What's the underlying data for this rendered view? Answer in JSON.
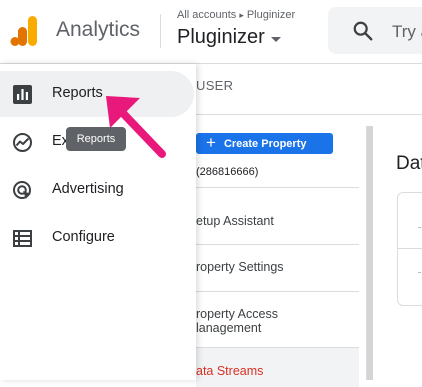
{
  "header": {
    "app_title": "Analytics",
    "breadcrumb": {
      "root": "All accounts",
      "separator": "▸",
      "current": "Pluginizer"
    },
    "account_name": "Pluginizer",
    "search": {
      "placeholder": "Try a"
    }
  },
  "admin": {
    "property_tab": "USER",
    "create_property_label": "Create Property",
    "property_id": "(286816666)",
    "property_menu": [
      {
        "label": "etup Assistant"
      },
      {
        "label": "roperty Settings"
      },
      {
        "label": "roperty Access",
        "label2": "lanagement"
      },
      {
        "label": "ata Streams",
        "active": true
      }
    ],
    "right_heading": "Dat"
  },
  "nav": {
    "items": [
      {
        "label": "Reports",
        "icon": "bar-chart-icon",
        "selected": true
      },
      {
        "label": "Explore",
        "icon": "explore-icon"
      },
      {
        "label": "Advertising",
        "icon": "advertising-icon"
      },
      {
        "label": "Configure",
        "icon": "configure-icon"
      }
    ]
  },
  "tooltip": {
    "text": "Reports"
  },
  "colors": {
    "accent_blue": "#1a73e8",
    "logo_orange": "#f9ab00",
    "logo_dark_orange": "#e37400",
    "arrow_pink": "#e8197a",
    "active_red": "#d93025",
    "tooltip_bg": "#5f6368"
  }
}
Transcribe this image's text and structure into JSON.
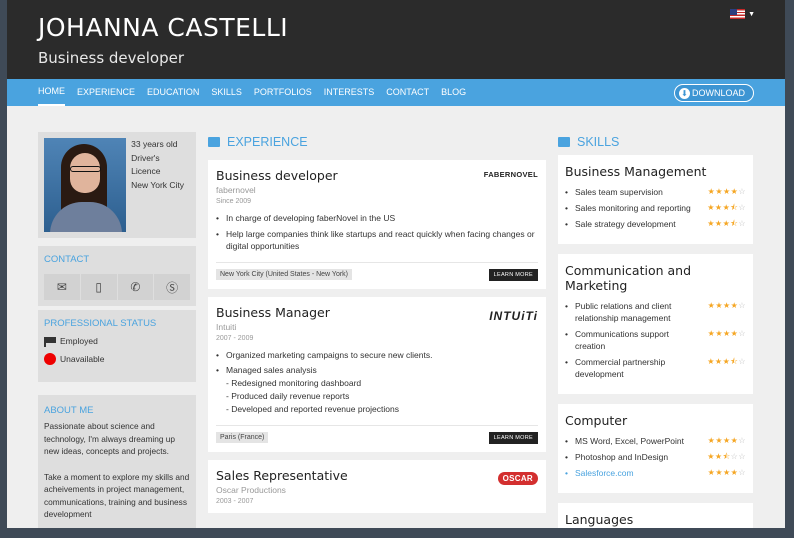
:::::
The task: Copy out every line of the data that includes the word "Pluginizer".

Answer in full:
      "current": "Pluginizer"
    "account_name": "Pluginizer",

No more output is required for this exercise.